--- BEGIN Supplied data ---

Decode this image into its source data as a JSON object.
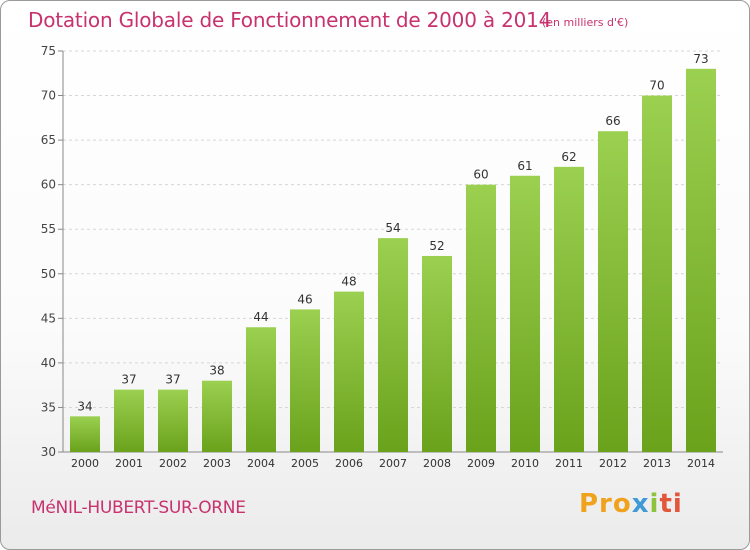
{
  "header": {
    "title": "Dotation Globale de Fonctionnement de 2000 à 2014",
    "unit": "(en milliers d'€)"
  },
  "footer": {
    "commune": "MéNIL-HUBERT-SUR-ORNE",
    "logo_parts": [
      "Pro",
      "x",
      "i",
      "ti"
    ]
  },
  "colors": {
    "accent": "#c8326e",
    "bar_top": "#9bd050",
    "bar_bottom": "#6aa21c",
    "grid": "#d6d6d6",
    "axis": "#888888"
  },
  "chart_data": {
    "type": "bar",
    "title": "Dotation Globale de Fonctionnement de 2000 à 2014",
    "xlabel": "",
    "ylabel": "",
    "categories": [
      "2000",
      "2001",
      "2002",
      "2003",
      "2004",
      "2005",
      "2006",
      "2007",
      "2008",
      "2009",
      "2010",
      "2011",
      "2012",
      "2013",
      "2014"
    ],
    "values": [
      34,
      37,
      37,
      38,
      44,
      46,
      48,
      54,
      52,
      60,
      61,
      62,
      66,
      70,
      73
    ],
    "ylim": [
      30,
      75
    ],
    "yticks": [
      30,
      35,
      40,
      45,
      50,
      55,
      60,
      65,
      70,
      75
    ],
    "grid": true,
    "data_labels": true
  }
}
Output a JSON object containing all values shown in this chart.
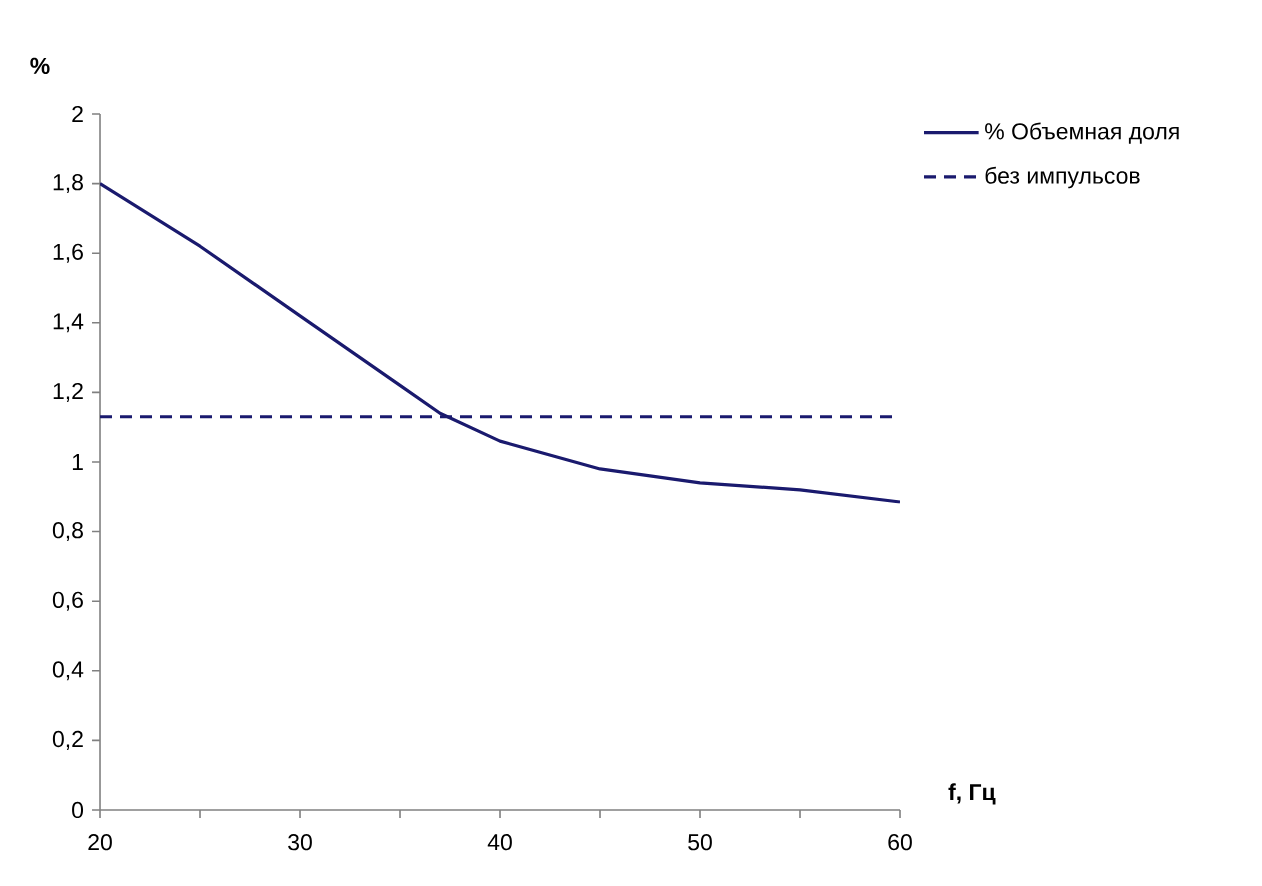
{
  "chart_data": {
    "type": "line",
    "xlabel": "f, Гц",
    "ylabel": "%",
    "xlim": [
      20,
      60
    ],
    "ylim": [
      0,
      2
    ],
    "xticks": [
      20,
      {
        "value": 25,
        "label": null
      },
      30,
      {
        "value": 35,
        "label": null
      },
      40,
      {
        "value": 45,
        "label": null
      },
      50,
      {
        "value": 55,
        "label": null
      },
      60
    ],
    "yticks": [
      0,
      {
        "value": 0.2,
        "label": "0,2"
      },
      {
        "value": 0.4,
        "label": "0,4"
      },
      {
        "value": 0.6,
        "label": "0,6"
      },
      {
        "value": 0.8,
        "label": "0,8"
      },
      1,
      {
        "value": 1.2,
        "label": "1,2"
      },
      {
        "value": 1.4,
        "label": "1,4"
      },
      {
        "value": 1.6,
        "label": "1,6"
      },
      {
        "value": 1.8,
        "label": "1,8"
      },
      2
    ],
    "legend": "top right",
    "grid": false,
    "marker": "none",
    "series": [
      {
        "name": "% Объемная доля",
        "color": "#1a1a6e",
        "line_style": "solid",
        "x": [
          20,
          25,
          30,
          35,
          37,
          40,
          45,
          50,
          55,
          60
        ],
        "values": [
          1.8,
          1.62,
          1.42,
          1.22,
          1.14,
          1.06,
          0.98,
          0.94,
          0.92,
          0.885
        ]
      },
      {
        "name": "без импульсов",
        "color": "#1a1a6e",
        "line_style": "dashed",
        "x": [
          20,
          60
        ],
        "values": [
          1.13,
          1.13
        ]
      }
    ]
  }
}
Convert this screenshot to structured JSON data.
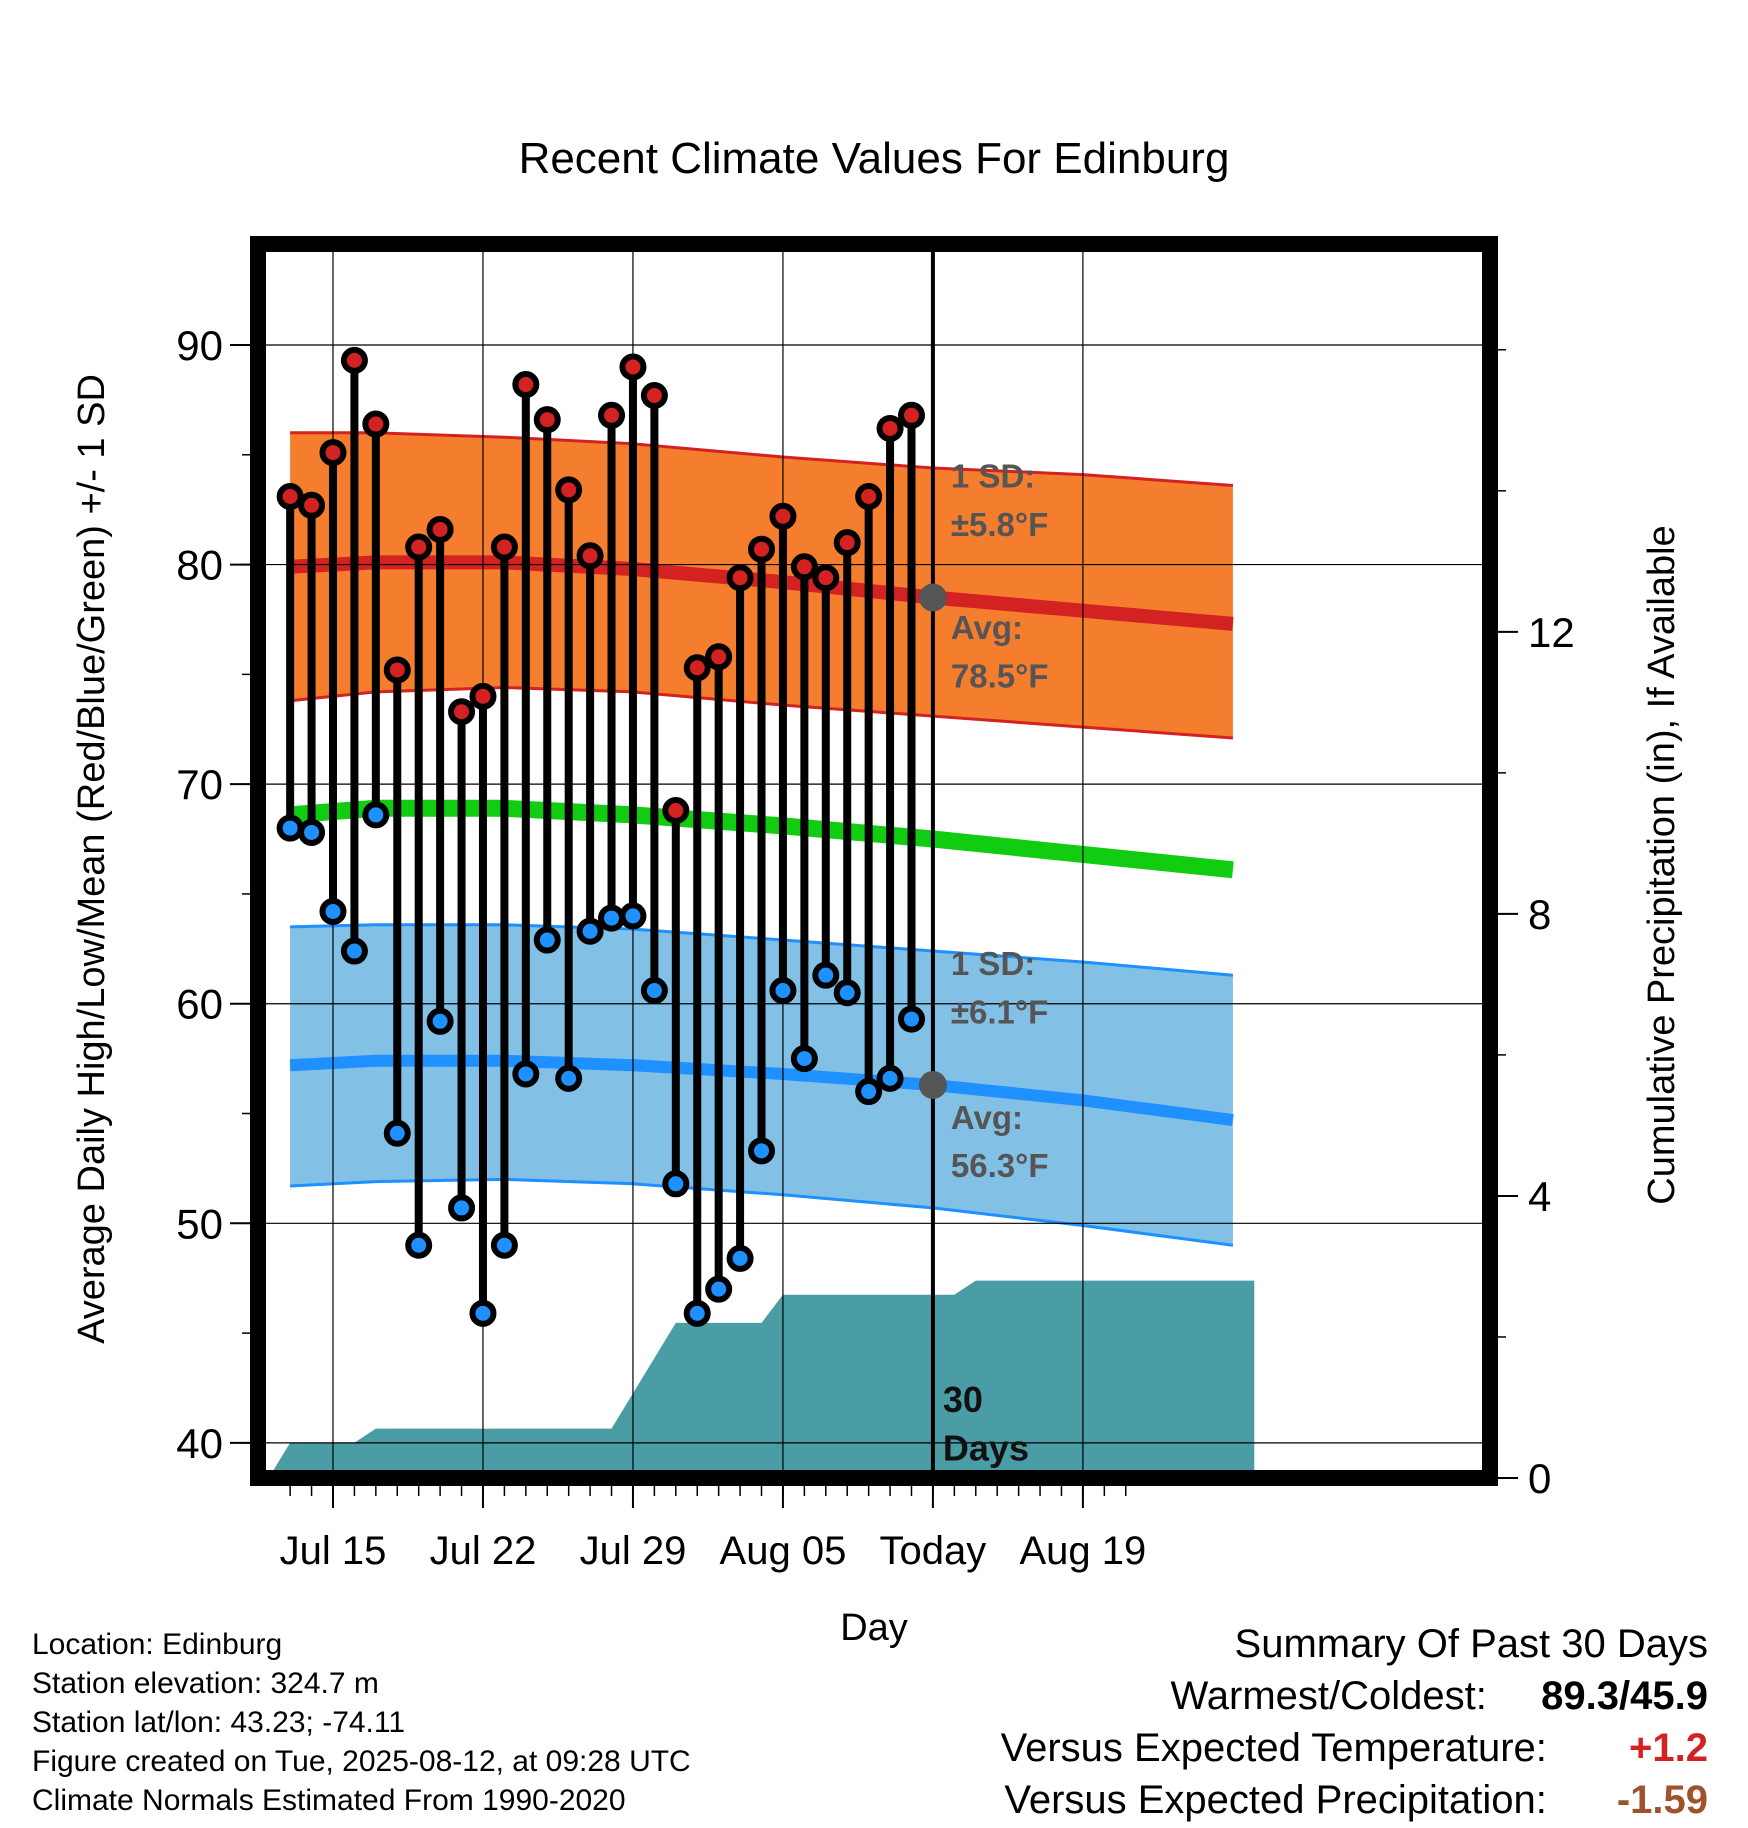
{
  "chart_data": {
    "type": "line",
    "title": "Recent Climate Values For Edinburg",
    "xlabel": "Day",
    "ylabel": "Average Daily High/Low/Mean (Red/Blue/Green) +/- 1 SD",
    "y2label": "Cumulative Precipitation (in), If Available",
    "ylim": [
      38.4,
      94.6
    ],
    "y2lim": [
      0,
      17.5
    ],
    "xlim": [
      -3.5,
      54.0
    ],
    "x_ticks": [
      {
        "day": 0,
        "label": "Jul 15"
      },
      {
        "day": 7,
        "label": "Jul 22"
      },
      {
        "day": 14,
        "label": "Jul 29"
      },
      {
        "day": 21,
        "label": "Aug 05"
      },
      {
        "day": 28,
        "label": "Today"
      },
      {
        "day": 35,
        "label": "Aug 19"
      }
    ],
    "y_ticks": [
      40,
      50,
      60,
      70,
      80,
      90
    ],
    "y2_ticks": [
      0,
      4,
      8,
      12
    ],
    "grid": true,
    "today_day": 28,
    "highs": [
      83.1,
      82.7,
      85.1,
      89.3,
      86.4,
      75.2,
      80.8,
      81.6,
      73.3,
      74.0,
      80.8,
      88.2,
      86.6,
      83.4,
      80.4,
      86.8,
      89.0,
      87.7,
      68.8,
      75.3,
      75.8,
      79.4,
      80.7,
      82.2,
      79.9,
      79.4,
      81.0,
      83.1,
      86.2,
      86.8
    ],
    "lows": [
      68.0,
      67.8,
      64.2,
      62.4,
      68.6,
      54.1,
      49.0,
      59.2,
      50.7,
      45.9,
      49.0,
      56.8,
      62.9,
      56.6,
      63.3,
      63.9,
      64.0,
      60.6,
      51.8,
      45.9,
      47.0,
      48.4,
      53.3,
      60.6,
      57.5,
      61.3,
      60.5,
      56.0,
      56.6,
      59.3
    ],
    "normals": {
      "days": [
        -2,
        2,
        8,
        14,
        21,
        28,
        35,
        42
      ],
      "high_avg": [
        79.9,
        80.1,
        80.1,
        79.8,
        79.2,
        78.5,
        77.9,
        77.3
      ],
      "high_plus_sd": [
        86.0,
        86.0,
        85.8,
        85.5,
        84.9,
        84.4,
        84.1,
        83.6
      ],
      "high_minus_sd": [
        73.8,
        74.2,
        74.4,
        74.2,
        73.6,
        73.1,
        72.6,
        72.1
      ],
      "mean_avg": [
        68.6,
        68.9,
        68.9,
        68.6,
        68.1,
        67.5,
        66.8,
        66.1
      ],
      "low_avg": [
        57.2,
        57.4,
        57.4,
        57.2,
        56.8,
        56.3,
        55.6,
        54.7
      ],
      "low_plus_sd": [
        63.5,
        63.6,
        63.6,
        63.4,
        62.9,
        62.4,
        61.9,
        61.3
      ],
      "low_minus_sd": [
        51.7,
        51.9,
        52.0,
        51.8,
        51.3,
        50.7,
        49.9,
        49.0
      ]
    },
    "precip_cumulative": {
      "days": [
        -3,
        -2,
        -1,
        1,
        2,
        3,
        4,
        5,
        8,
        9,
        10,
        11,
        12,
        13,
        16,
        17,
        18,
        20,
        21,
        22,
        23,
        24,
        25,
        29,
        30,
        31,
        32,
        33,
        34,
        35,
        36,
        37,
        38,
        39,
        40,
        41,
        42,
        43
      ],
      "values": [
        0,
        0.5,
        0.5,
        0.5,
        0.7,
        0.7,
        0.7,
        0.7,
        0.7,
        0.7,
        0.7,
        0.7,
        0.7,
        0.7,
        2.2,
        2.2,
        2.2,
        2.2,
        2.6,
        2.6,
        2.6,
        2.6,
        2.6,
        2.6,
        2.8,
        2.8,
        2.8,
        2.8,
        2.8,
        2.8,
        2.8,
        2.8,
        2.8,
        2.8,
        2.8,
        2.8,
        2.8,
        2.8
      ]
    },
    "series": [
      {
        "name": "Daily High",
        "color": "#d42121"
      },
      {
        "name": "Daily Low",
        "color": "#1e90ff"
      },
      {
        "name": "Mean",
        "color": "#11cc11"
      }
    ],
    "colors": {
      "high_band": "#f57d2e",
      "high_line": "#d42121",
      "mean_line": "#11cc11",
      "low_band": "#83c0e6",
      "low_line": "#1e90ff",
      "precip": "#4a9ca5",
      "annotation": "#555555"
    },
    "annotations": {
      "high_sd_label": "1 SD:",
      "high_sd_value": "±5.8°F",
      "high_avg_label": "Avg:",
      "high_avg_value": "78.5°F",
      "low_sd_label": "1 SD:",
      "low_sd_value": "±6.1°F",
      "low_avg_label": "Avg:",
      "low_avg_value": "56.3°F",
      "period_number": "30",
      "period_unit": "Days"
    }
  },
  "meta": {
    "location": "Location: Edinburg",
    "elevation": "Station elevation: 324.7 m",
    "latlon": "Station lat/lon: 43.23; -74.11",
    "created": "Figure created on Tue, 2025-08-12, at 09:28 UTC",
    "normals": "Climate Normals Estimated From 1990-2020"
  },
  "summary": {
    "title": "Summary Of Past 30 Days",
    "warm_cold_label": "Warmest/Coldest:",
    "warm_cold_value": "89.3/45.9",
    "temp_label": "Versus Expected Temperature:",
    "temp_value": "+1.2",
    "temp_color": "#d42121",
    "precip_label": "Versus Expected Precipitation:",
    "precip_value": "-1.59",
    "precip_color": "#a0522d"
  }
}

--- END Supplied data ---

→ **The request**
Count how many lines in the data contain the word "Expected", giving the number without comment.

→ **The completed task**
2